* [Aim of the exercise]: Search the listing below for the string "Función" and show each line that contains it.

Items from a data source:
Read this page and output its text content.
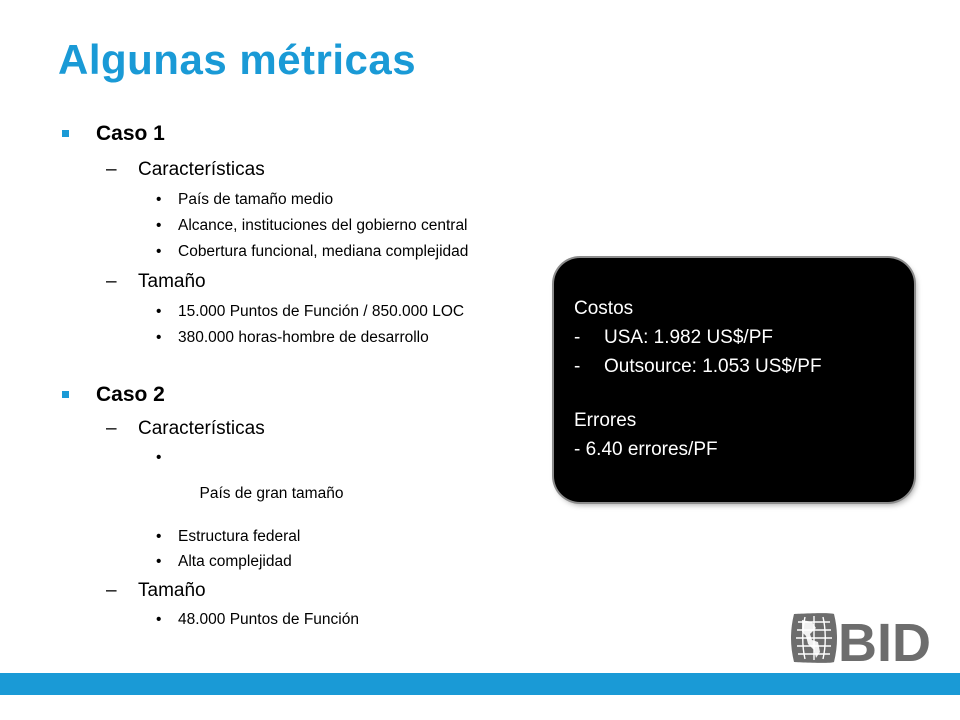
Algunas métricas
Caso 1
– Características
• País de tamaño medio
• Alcance, instituciones del gobierno central
• Cobertura funcional, mediana complejidad
– Tamaño
• 15.000 Puntos de Función / 850.000 LOC
• 380.000 horas-hombre de desarrollo
Caso 2
– Características

•

País de gran tamaño

• Estructura federal
• Alta complejidad
– Tamaño
• 48.000 Puntos de Función
Costos
- USA: 1.982 US$/PF
- Outsource: 1.053 US$/PF
Errores
- 6.40 errores/PF
BID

* [Full solution]:
• 15.000 Puntos de Función / 850.000 LOC
• 48.000 Puntos de Función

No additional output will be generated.